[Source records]

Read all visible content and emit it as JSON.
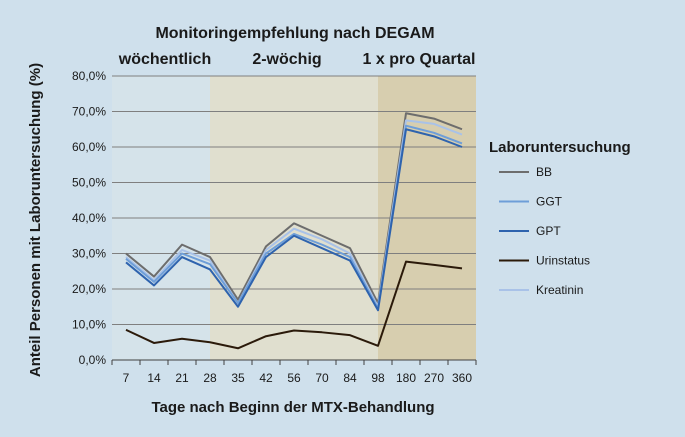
{
  "chart_data": {
    "type": "line",
    "title": "Monitoringempfehlung nach DEGAM",
    "phases": [
      {
        "label": "wöchentlich",
        "from": "7",
        "to": "28",
        "color": "#d5e3ea"
      },
      {
        "label": "2-wöchig",
        "from": "28",
        "to": "98",
        "color": "#e0dfcf"
      },
      {
        "label": "1 x pro Quartal",
        "from": "98",
        "to": "360",
        "color": "#d7ceaf"
      }
    ],
    "xlabel": "Tage nach Beginn der MTX-Behandlung",
    "ylabel": "Anteil Personen mit Laboruntersuchung (%)",
    "categories": [
      "7",
      "14",
      "21",
      "28",
      "35",
      "42",
      "56",
      "70",
      "84",
      "98",
      "180",
      "270",
      "360"
    ],
    "ylim": [
      0,
      80
    ],
    "yticks": [
      "0,0%",
      "10,0%",
      "20,0%",
      "30,0%",
      "40,0%",
      "50,0%",
      "60,0%",
      "70,0%",
      "80,0%"
    ],
    "grid": true,
    "legend_title": "Laboruntersuchung",
    "legend_position": "right",
    "series": [
      {
        "name": "BB",
        "color": "#6d6d6d",
        "values": [
          30.0,
          23.5,
          32.5,
          29.0,
          17.0,
          32.0,
          38.5,
          35.0,
          31.5,
          16.0,
          69.5,
          68.0,
          65.0
        ]
      },
      {
        "name": "GGT",
        "color": "#6e9ed8",
        "values": [
          28.5,
          22.0,
          30.0,
          27.0,
          16.0,
          30.0,
          35.5,
          32.5,
          29.0,
          14.5,
          66.0,
          64.0,
          61.0
        ]
      },
      {
        "name": "GPT",
        "color": "#2e63ae",
        "values": [
          27.5,
          21.0,
          29.0,
          25.5,
          15.0,
          29.0,
          35.0,
          31.5,
          28.0,
          14.0,
          65.0,
          63.0,
          60.0
        ]
      },
      {
        "name": "Urinstatus",
        "color": "#2b1a0a",
        "values": [
          8.5,
          4.8,
          6.0,
          5.0,
          3.3,
          6.7,
          8.3,
          7.8,
          7.0,
          4.0,
          27.7,
          26.8,
          25.8
        ]
      },
      {
        "name": "Kreatinin",
        "color": "#a9c2e8",
        "values": [
          29.0,
          22.5,
          31.0,
          28.0,
          16.0,
          31.0,
          37.0,
          34.0,
          30.0,
          15.0,
          67.5,
          66.5,
          63.5
        ]
      }
    ]
  }
}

GIVEN PROBLEM:
Your task is to gather every line with the word "Laboruntersuchung" and copy it.

THE ANSWER:
    "ylabel": "Anteil Personen mit Laboruntersuchung (%)",
    "legend_title": "Laboruntersuchung",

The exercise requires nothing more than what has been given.